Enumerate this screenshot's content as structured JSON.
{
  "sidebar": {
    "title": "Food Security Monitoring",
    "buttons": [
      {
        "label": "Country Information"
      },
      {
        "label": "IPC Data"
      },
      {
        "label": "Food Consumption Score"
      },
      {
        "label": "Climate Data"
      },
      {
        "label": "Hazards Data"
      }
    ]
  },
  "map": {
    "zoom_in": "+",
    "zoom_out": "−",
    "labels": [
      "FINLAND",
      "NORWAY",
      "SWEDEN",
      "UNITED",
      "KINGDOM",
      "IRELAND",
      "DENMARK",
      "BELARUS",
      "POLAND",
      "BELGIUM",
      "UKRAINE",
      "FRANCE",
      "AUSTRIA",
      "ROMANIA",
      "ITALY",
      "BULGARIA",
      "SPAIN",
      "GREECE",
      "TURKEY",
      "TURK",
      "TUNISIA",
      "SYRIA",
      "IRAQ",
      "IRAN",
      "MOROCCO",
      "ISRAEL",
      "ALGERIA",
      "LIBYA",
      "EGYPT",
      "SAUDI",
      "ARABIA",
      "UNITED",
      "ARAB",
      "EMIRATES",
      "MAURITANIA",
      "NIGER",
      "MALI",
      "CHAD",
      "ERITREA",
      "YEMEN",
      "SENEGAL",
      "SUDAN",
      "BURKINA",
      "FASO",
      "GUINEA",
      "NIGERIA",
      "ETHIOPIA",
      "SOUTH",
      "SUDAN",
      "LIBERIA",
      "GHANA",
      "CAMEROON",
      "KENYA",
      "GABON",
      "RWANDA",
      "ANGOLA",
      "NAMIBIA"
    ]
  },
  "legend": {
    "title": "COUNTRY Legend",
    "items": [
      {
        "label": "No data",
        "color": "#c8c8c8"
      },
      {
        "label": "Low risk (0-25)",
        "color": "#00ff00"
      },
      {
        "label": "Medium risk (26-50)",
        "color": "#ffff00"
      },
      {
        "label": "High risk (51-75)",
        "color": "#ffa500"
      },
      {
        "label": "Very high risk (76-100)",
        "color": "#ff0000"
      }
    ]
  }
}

◆ SET EXERCISE
Copy each line of the data exactly, leaving nothing out.

◆ ANSWER TO THIS EXERCISE
Enumerate this screenshot's content as structured JSON.
{
  "sidebar": {
    "title": "Food Security Monitoring",
    "buttons": [
      {
        "label": "Country Information"
      },
      {
        "label": "IPC Data"
      },
      {
        "label": "Food Consumption Score"
      },
      {
        "label": "Climate Data"
      },
      {
        "label": "Hazards Data"
      }
    ]
  },
  "map": {
    "zoom_in": "+",
    "zoom_out": "−",
    "labels": [
      "FINLAND",
      "NORWAY",
      "SWEDEN",
      "UNITED",
      "KINGDOM",
      "IRELAND",
      "DENMARK",
      "BELARUS",
      "POLAND",
      "BELGIUM",
      "UKRAINE",
      "FRANCE",
      "AUSTRIA",
      "ROMANIA",
      "ITALY",
      "BULGARIA",
      "SPAIN",
      "GREECE",
      "TURKEY",
      "TURK",
      "TUNISIA",
      "SYRIA",
      "IRAQ",
      "IRAN",
      "MOROCCO",
      "ISRAEL",
      "ALGERIA",
      "LIBYA",
      "EGYPT",
      "SAUDI",
      "ARABIA",
      "UNITED",
      "ARAB",
      "EMIRATES",
      "MAURITANIA",
      "NIGER",
      "MALI",
      "CHAD",
      "ERITREA",
      "YEMEN",
      "SENEGAL",
      "SUDAN",
      "BURKINA",
      "FASO",
      "GUINEA",
      "NIGERIA",
      "ETHIOPIA",
      "SOUTH",
      "SUDAN",
      "LIBERIA",
      "GHANA",
      "CAMEROON",
      "KENYA",
      "GABON",
      "RWANDA",
      "ANGOLA",
      "NAMIBIA"
    ]
  },
  "legend": {
    "title": "COUNTRY Legend",
    "items": [
      {
        "label": "No data",
        "color": "#c8c8c8"
      },
      {
        "label": "Low risk (0-25)",
        "color": "#00ff00"
      },
      {
        "label": "Medium risk (26-50)",
        "color": "#ffff00"
      },
      {
        "label": "High risk (51-75)",
        "color": "#ffa500"
      },
      {
        "label": "Very high risk (76-100)",
        "color": "#ff0000"
      }
    ]
  }
}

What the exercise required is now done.